:: WHAT IS NEEDED ::
All of the records below must be output exactly, with no pictures carried over.

— begin SOURCE RECORDS —

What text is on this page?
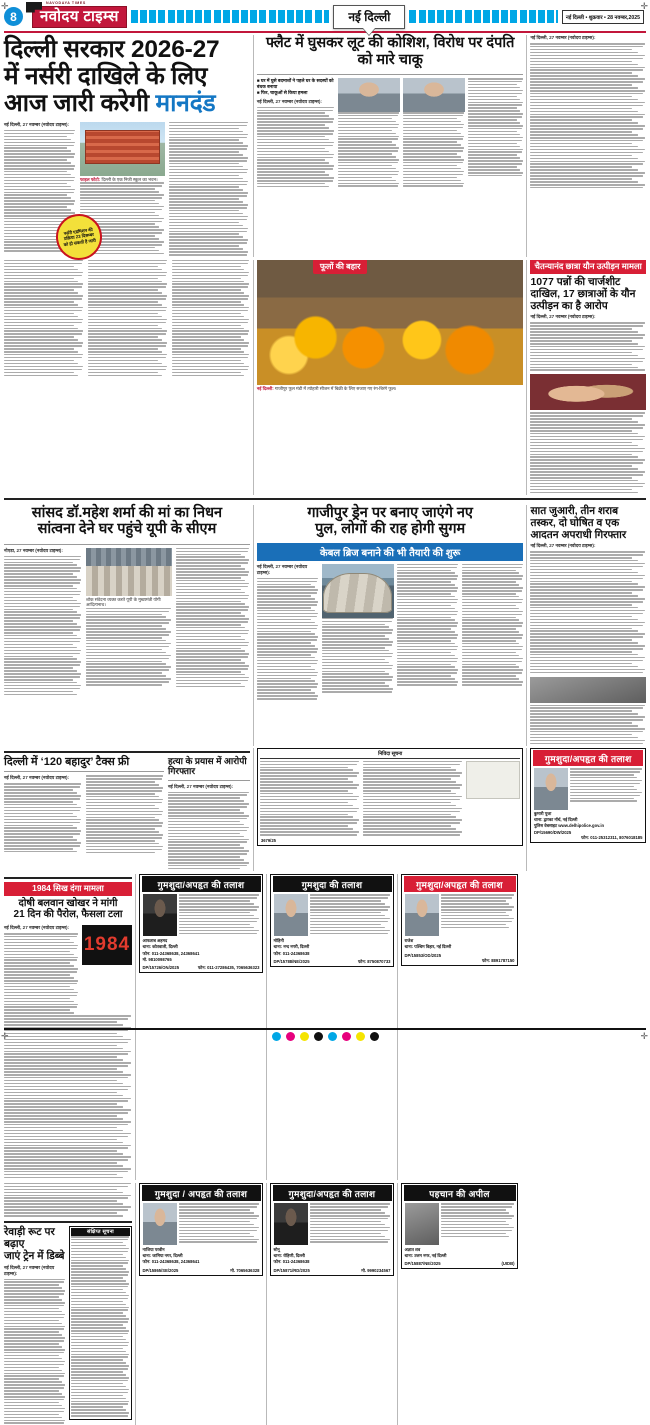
✛	✛
8
NAVODAYA TIMES
नवोदय टाइम्स	नई दिल्ली	नई दिल्ली • शुक्रवार • 28 नवम्बर,2025
दिल्ली सरकार 2026-27
में नर्सरी दाखिले के लिए
आज जारी करेगी मानदंड
नई दिल्ली, 27 नवम्बर (नवोदय टाइम्स):
फाइल फोटो: दिल्ली के एक निजी स्कूल का भवन।
नर्सरी एडमिशन की प्रक्रिया 23 दिसम्बर को हो सकती है जारी
फ्लैट में घुसकर लूट की कोशिश, विरोध पर दंपति को मारे चाकू
■ घर में घुसे बदमाशों ने पहले घर के सदस्यों को बंधक बनाया
■ फिर, चाकूओं से किया हमला
नई दिल्ली, 27 नवम्बर (नवोदय टाइम्स):
नई दिल्ली, 27 नवम्बर (नवोदय टाइम्स):
फूलों की बहार
नई दिल्ली: गाजीपुर फूल मंडी में त्योहारी सीजन में बिक्री के लिए सजाए गए रंग-बिरंगे फूल।
चैतन्यानंद छात्रा यौन उत्पीड़न मामला
1077 पन्नों की चार्जशीट दाखिल, 17 छात्राओं के यौन उत्पीड़न का है आरोप
नई दिल्ली, 27 नवम्बर (नवोदय टाइम्स):
सांसद डॉ.महेश शर्मा की मां का निधन
सांत्वना देने घर पहुंचे यूपी के सीएम
नोएडा, 27 नवम्बर (नवोदय टाइम्स):
शोक संवेदना व्यक्त करते यूपी के मुख्यमंत्री योगी आदित्यनाथ।
गाजीपुर ड्रेन पर बनाए जाएंगे नए
पुल, लोगों की राह होगी सुगम
केबल ब्रिज बनाने की भी तैयारी की शुरू
नई दिल्ली, 27 नवम्बर (नवोदय टाइम्स):
सात जुआरी, तीन शराब तस्कर, दो घोषित व एक आदतन अपराधी गिरफ्तार
नई दिल्ली, 27 नवम्बर (नवोदय टाइम्स):
दिल्ली में ‘120 बहादुर’ टैक्स फ्री
नई दिल्ली, 27 नवम्बर (नवोदय टाइम्स):
हत्या के प्रयास में आरोपी गिरफ्तार
नई दिल्ली, 27 नवम्बर (नवोदय टाइम्स):
निविदा सूचना
3679/25
गुमशुदा/अपहृत की तलाश
कुमारी पूजा
थाना: द्वारका नॉर्थ, नई दिल्ली
पुलिस वेबसाइट www.delhipolice.gov.in
DP/15690/DW/2025
फोन: 011-25312311, 8076018185
1984 सिख दंगा मामला
दोषी बलवान खोखर ने मांगी
21 दिन की पैरोल, फैसला टला
नई दिल्ली, 27 नवम्बर (नवोदय टाइम्स):
1984
गुमशुदा/अपहृत की तलाश
आफताब अहमद
थाना: कोतवाली, दिल्ली
फोन: 011-24368638, 24368641
मो. 9810098765
DP/15726/ON/2025	फोन: 011-27286435, 7065636323
गुमशुदा की तलाश
मोहिनी
थाना: नन्द नगरी, दिल्ली
फोन: 011-24368638
DP/15788/NE/2025	फोन: 8750870733
गुमशुदा/अपहृत की तलाश
राजेश
थाना: पश्चिम विहार, नई दिल्ली
DP/15853/OD/2025
फोन: 8891787150
रेवाड़ी रूट पर बढ़ाए
जाएं ट्रेन में डिब्बे
नई दिल्ली, 27 नवम्बर (नवोदय टाइम्स):
संक्षिप्त सूचना
गुमशुदा / अपहृत की तलाश
नाजिया परवीन
थाना: जामिया नगर, दिल्ली
फोन: 011-24368638, 24368641
DP/15865/SE/2025	मो. 7065636328
गुमशुदा/अपहृत की तलाश
सोनू
थाना: रोहिणी, दिल्ली
फोन: 011-24368638
DP/15871/RD/2025	मो. 9990234567
पहचान की अपील
अज्ञात शव
थाना: उत्तम नगर, नई दिल्ली
DP/15887/NE/2025	(UIDB)
✛	✛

— end SOURCE RECORDS —

:: TASK ANSWER ::
What text is on this page?
✛	✛
8
NAVODAYA TIMES
नवोदय टाइम्स	नई दिल्ली	नई दिल्ली • शुक्रवार • 28 नवम्बर,2025
दिल्ली सरकार 2026-27
में नर्सरी दाखिले के लिए
आज जारी करेगी मानदंड
नई दिल्ली, 27 नवम्बर (नवोदय टाइम्स):
फाइल फोटो: दिल्ली के एक निजी स्कूल का भवन।
नर्सरी एडमिशन की प्रक्रिया 23 दिसम्बर को हो सकती है जारी
फ्लैट में घुसकर लूट की कोशिश, विरोध पर दंपति को मारे चाकू
■ घर में घुसे बदमाशों ने पहले घर के सदस्यों को बंधक बनाया
■ फिर, चाकूओं से किया हमला
नई दिल्ली, 27 नवम्बर (नवोदय टाइम्स):
नई दिल्ली, 27 नवम्बर (नवोदय टाइम्स):
फूलों की बहार
नई दिल्ली: गाजीपुर फूल मंडी में त्योहारी सीजन में बिक्री के लिए सजाए गए रंग-बिरंगे फूल।
चैतन्यानंद छात्रा यौन उत्पीड़न मामला
1077 पन्नों की चार्जशीट दाखिल, 17 छात्राओं के यौन उत्पीड़न का है आरोप
नई दिल्ली, 27 नवम्बर (नवोदय टाइम्स):
सांसद डॉ.महेश शर्मा की मां का निधन
सांत्वना देने घर पहुंचे यूपी के सीएम
नोएडा, 27 नवम्बर (नवोदय टाइम्स):
शोक संवेदना व्यक्त करते यूपी के मुख्यमंत्री योगी आदित्यनाथ।
गाजीपुर ड्रेन पर बनाए जाएंगे नए
पुल, लोगों की राह होगी सुगम
केबल ब्रिज बनाने की भी तैयारी की शुरू
नई दिल्ली, 27 नवम्बर (नवोदय टाइम्स):
सात जुआरी, तीन शराब तस्कर, दो घोषित व एक आदतन अपराधी गिरफ्तार
नई दिल्ली, 27 नवम्बर (नवोदय टाइम्स):
दिल्ली में ‘120 बहादुर’ टैक्स फ्री
नई दिल्ली, 27 नवम्बर (नवोदय टाइम्स):
हत्या के प्रयास में आरोपी गिरफ्तार
नई दिल्ली, 27 नवम्बर (नवोदय टाइम्स):
निविदा सूचना
3679/25
गुमशुदा/अपहृत की तलाश
कुमारी पूजा
थाना: द्वारका नॉर्थ, नई दिल्ली
पुलिस वेबसाइट www.delhipolice.gov.in
DP/15690/DW/2025
फोन: 011-25312311, 8076018185
1984 सिख दंगा मामला
दोषी बलवान खोखर ने मांगी
21 दिन की पैरोल, फैसला टला
नई दिल्ली, 27 नवम्बर (नवोदय टाइम्स):
1984
गुमशुदा/अपहृत की तलाश
आफताब अहमद
थाना: कोतवाली, दिल्ली
फोन: 011-24368638, 24368641
मो. 9810098765
DP/15726/ON/2025	फोन: 011-27286435, 7065636323
गुमशुदा की तलाश
मोहिनी
थाना: नन्द नगरी, दिल्ली
फोन: 011-24368638
DP/15788/NE/2025	फोन: 8750870733
गुमशुदा/अपहृत की तलाश
राजेश
थाना: पश्चिम विहार, नई दिल्ली
DP/15853/OD/2025
फोन: 8891787150
रेवाड़ी रूट पर बढ़ाए
जाएं ट्रेन में डिब्बे
नई दिल्ली, 27 नवम्बर (नवोदय टाइम्स):
संक्षिप्त सूचना
गुमशुदा / अपहृत की तलाश
नाजिया परवीन
थाना: जामिया नगर, दिल्ली
फोन: 011-24368638, 24368641
DP/15865/SE/2025	मो. 7065636328
गुमशुदा/अपहृत की तलाश
सोनू
थाना: रोहिणी, दिल्ली
फोन: 011-24368638
DP/15871/RD/2025	मो. 9990234567
पहचान की अपील
अज्ञात शव
थाना: उत्तम नगर, नई दिल्ली
DP/15887/NE/2025	(UIDB)
✛	✛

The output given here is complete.